→ EXERCISE: Pull each line holding the word "text" from the data.

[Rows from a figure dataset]
########################################

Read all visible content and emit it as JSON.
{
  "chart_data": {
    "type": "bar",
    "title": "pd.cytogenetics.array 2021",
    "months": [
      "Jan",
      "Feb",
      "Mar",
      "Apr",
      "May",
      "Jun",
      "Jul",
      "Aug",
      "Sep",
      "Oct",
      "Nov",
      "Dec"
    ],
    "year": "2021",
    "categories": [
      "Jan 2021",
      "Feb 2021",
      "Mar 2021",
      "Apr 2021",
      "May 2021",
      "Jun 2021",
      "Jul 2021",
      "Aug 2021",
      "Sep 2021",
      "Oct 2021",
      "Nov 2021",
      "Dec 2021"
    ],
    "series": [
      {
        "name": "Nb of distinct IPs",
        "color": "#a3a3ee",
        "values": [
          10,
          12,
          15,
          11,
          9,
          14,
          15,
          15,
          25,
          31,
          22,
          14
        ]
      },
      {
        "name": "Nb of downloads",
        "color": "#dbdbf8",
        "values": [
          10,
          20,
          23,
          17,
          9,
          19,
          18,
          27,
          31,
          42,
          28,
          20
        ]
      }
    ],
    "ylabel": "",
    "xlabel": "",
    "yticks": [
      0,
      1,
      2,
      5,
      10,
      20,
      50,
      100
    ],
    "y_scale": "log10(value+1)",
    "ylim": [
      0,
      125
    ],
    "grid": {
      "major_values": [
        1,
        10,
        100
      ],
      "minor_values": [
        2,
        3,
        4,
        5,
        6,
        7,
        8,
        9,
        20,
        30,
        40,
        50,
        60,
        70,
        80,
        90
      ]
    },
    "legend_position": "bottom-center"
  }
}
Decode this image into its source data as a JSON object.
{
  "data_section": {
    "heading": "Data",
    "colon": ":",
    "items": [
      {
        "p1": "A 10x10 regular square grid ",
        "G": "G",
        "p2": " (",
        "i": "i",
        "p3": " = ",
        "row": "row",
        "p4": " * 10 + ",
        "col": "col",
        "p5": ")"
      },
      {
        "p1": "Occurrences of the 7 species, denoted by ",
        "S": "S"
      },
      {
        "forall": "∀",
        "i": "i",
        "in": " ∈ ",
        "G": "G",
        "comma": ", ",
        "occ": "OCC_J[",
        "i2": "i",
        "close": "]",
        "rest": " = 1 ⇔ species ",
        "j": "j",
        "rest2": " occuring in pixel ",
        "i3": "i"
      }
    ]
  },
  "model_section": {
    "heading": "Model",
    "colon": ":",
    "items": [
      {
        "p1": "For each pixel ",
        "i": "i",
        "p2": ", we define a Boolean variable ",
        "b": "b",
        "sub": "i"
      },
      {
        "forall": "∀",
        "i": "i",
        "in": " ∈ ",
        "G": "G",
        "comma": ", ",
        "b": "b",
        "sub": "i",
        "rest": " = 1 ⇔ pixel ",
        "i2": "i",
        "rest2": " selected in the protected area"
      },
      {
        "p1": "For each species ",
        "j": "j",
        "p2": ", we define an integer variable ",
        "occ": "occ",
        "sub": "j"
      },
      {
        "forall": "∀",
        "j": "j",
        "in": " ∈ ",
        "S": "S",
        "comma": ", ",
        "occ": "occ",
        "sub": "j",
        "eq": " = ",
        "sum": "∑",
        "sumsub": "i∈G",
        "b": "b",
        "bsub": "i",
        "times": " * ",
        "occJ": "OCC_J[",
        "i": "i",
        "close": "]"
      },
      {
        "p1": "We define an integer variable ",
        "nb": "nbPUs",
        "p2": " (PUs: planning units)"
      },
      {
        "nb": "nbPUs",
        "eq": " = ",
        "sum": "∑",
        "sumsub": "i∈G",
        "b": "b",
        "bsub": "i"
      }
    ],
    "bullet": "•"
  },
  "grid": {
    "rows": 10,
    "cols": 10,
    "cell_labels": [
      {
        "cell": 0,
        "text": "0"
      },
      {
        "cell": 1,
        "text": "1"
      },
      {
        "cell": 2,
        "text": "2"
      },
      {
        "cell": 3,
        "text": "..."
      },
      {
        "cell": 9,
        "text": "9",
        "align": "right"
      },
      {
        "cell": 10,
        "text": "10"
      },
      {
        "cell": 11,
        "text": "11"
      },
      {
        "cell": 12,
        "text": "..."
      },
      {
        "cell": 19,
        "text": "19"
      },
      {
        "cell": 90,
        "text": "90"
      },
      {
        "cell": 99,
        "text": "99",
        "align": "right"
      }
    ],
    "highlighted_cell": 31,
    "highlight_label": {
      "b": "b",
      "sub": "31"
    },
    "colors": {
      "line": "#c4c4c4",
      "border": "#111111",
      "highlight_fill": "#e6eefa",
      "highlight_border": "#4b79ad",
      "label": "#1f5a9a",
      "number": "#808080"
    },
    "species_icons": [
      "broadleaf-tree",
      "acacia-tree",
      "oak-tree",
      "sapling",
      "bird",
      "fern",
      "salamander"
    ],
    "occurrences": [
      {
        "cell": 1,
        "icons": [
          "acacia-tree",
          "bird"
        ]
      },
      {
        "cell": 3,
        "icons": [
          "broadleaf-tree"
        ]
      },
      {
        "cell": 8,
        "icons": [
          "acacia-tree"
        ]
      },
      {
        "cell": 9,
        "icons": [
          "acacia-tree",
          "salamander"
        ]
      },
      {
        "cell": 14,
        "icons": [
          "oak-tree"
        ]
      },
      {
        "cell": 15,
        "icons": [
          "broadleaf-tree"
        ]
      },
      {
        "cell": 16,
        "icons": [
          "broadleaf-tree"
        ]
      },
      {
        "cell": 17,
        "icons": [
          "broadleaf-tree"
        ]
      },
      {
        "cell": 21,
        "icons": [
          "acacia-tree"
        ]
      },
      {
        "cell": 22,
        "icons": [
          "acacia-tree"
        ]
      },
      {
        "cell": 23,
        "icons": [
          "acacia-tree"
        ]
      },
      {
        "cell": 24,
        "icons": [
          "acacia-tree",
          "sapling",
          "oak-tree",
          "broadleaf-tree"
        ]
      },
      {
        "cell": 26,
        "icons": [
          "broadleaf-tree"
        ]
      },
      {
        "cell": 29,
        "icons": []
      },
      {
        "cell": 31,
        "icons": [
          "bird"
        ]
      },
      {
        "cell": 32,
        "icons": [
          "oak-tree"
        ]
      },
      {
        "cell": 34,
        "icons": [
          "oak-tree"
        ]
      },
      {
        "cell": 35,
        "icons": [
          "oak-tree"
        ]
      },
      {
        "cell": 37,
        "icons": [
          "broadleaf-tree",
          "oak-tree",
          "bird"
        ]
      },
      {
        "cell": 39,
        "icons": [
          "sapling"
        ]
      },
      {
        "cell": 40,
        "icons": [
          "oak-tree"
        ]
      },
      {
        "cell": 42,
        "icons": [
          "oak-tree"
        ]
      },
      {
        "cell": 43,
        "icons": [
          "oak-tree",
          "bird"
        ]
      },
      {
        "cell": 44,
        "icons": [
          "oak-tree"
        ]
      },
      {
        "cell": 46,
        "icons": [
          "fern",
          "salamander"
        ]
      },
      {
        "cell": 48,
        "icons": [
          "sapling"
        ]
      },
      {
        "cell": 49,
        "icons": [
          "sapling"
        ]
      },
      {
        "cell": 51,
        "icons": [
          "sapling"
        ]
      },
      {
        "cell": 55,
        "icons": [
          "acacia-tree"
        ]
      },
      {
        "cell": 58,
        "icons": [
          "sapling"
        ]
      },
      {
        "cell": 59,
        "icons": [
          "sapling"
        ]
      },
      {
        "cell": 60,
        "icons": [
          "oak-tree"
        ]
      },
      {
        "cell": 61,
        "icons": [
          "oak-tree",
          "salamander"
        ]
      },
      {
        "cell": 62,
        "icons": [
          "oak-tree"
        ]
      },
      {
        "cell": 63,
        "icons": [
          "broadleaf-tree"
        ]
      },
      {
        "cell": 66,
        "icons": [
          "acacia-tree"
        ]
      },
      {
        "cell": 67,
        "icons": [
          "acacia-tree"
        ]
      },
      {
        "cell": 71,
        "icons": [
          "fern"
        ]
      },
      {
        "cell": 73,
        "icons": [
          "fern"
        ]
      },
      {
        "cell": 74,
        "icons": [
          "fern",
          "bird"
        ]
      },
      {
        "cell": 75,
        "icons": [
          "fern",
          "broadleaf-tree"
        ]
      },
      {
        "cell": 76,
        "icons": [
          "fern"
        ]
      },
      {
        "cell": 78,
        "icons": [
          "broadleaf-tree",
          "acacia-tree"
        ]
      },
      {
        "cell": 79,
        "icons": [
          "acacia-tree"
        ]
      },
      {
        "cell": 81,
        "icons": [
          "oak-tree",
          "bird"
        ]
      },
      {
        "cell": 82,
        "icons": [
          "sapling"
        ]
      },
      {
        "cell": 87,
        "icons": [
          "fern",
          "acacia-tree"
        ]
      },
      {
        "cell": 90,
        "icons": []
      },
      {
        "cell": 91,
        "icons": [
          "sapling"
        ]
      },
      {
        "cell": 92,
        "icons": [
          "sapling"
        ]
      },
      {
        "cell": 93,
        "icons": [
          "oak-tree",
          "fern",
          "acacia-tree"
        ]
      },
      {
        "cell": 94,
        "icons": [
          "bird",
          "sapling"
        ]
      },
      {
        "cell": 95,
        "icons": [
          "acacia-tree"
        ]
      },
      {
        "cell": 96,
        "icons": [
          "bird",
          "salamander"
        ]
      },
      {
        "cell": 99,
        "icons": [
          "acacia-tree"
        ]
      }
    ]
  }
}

########################################

→ ANSWER TO THIS EXERCISE:
        "text": "0"
        "text": "1"
        "text": "2"
        "text": "..."
        "text": "9",
        "text": "10"
        "text": "11"
        "text": "..."
        "text": "19"
        "text": "90"
        "text": "99",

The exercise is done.